Start of Provided records
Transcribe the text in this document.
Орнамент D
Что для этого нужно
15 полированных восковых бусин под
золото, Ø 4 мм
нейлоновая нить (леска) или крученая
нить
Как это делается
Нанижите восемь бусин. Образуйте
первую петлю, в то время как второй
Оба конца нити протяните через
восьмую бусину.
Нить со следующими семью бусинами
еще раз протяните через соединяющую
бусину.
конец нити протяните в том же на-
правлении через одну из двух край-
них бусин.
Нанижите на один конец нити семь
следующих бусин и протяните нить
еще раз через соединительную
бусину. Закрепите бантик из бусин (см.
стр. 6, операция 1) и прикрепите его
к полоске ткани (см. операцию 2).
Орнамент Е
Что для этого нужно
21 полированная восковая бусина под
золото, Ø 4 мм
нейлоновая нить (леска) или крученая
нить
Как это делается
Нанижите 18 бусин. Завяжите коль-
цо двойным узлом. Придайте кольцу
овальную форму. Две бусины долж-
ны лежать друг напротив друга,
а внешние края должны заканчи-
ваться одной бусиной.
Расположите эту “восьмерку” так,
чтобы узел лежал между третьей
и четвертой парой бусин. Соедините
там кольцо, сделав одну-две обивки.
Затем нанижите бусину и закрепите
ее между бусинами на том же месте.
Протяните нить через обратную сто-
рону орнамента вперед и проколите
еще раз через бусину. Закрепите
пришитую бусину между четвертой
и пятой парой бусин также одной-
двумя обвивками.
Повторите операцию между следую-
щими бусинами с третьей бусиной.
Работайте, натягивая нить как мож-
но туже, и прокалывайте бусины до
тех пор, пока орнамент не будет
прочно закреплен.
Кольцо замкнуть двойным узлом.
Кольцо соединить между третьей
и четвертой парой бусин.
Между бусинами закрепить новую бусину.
End of Provided records
## [Exercise description]
Repeat the records above exactly, from the first line to the last.

## [Response to this exercise]
Transcribe the text in this document.
Орнамент D
Что для этого нужно
15 полированных восковых бусин под
золото, Ø 4 мм
нейлоновая нить (леска) или крученая
нить
Как это делается
Нанижите восемь бусин. Образуйте
первую петлю, в то время как второй
Оба конца нити протяните через
восьмую бусину.
Нить со следующими семью бусинами
еще раз протяните через соединяющую
бусину.
конец нити протяните в том же на-
правлении через одну из двух край-
них бусин.
Нанижите на один конец нити семь
следующих бусин и протяните нить
еще раз через соединительную
бусину. Закрепите бантик из бусин (см.
стр. 6, операция 1) и прикрепите его
к полоске ткани (см. операцию 2).
Орнамент Е
Что для этого нужно
21 полированная восковая бусина под
золото, Ø 4 мм
нейлоновая нить (леска) или крученая
нить
Как это делается
Нанижите 18 бусин. Завяжите коль-
цо двойным узлом. Придайте кольцу
овальную форму. Две бусины долж-
ны лежать друг напротив друга,
а внешние края должны заканчи-
ваться одной бусиной.
Расположите эту “восьмерку” так,
чтобы узел лежал между третьей
и четвертой парой бусин. Соедините
там кольцо, сделав одну-две обивки.
Затем нанижите бусину и закрепите
ее между бусинами на том же месте.
Протяните нить через обратную сто-
рону орнамента вперед и проколите
еще раз через бусину. Закрепите
пришитую бусину между четвертой
и пятой парой бусин также одной-
двумя обвивками.
Повторите операцию между следую-
щими бусинами с третьей бусиной.
Работайте, натягивая нить как мож-
но туже, и прокалывайте бусины до
тех пор, пока орнамент не будет
прочно закреплен.
Кольцо замкнуть двойным узлом.
Кольцо соединить между третьей
и четвертой парой бусин.
Между бусинами закрепить новую бусину.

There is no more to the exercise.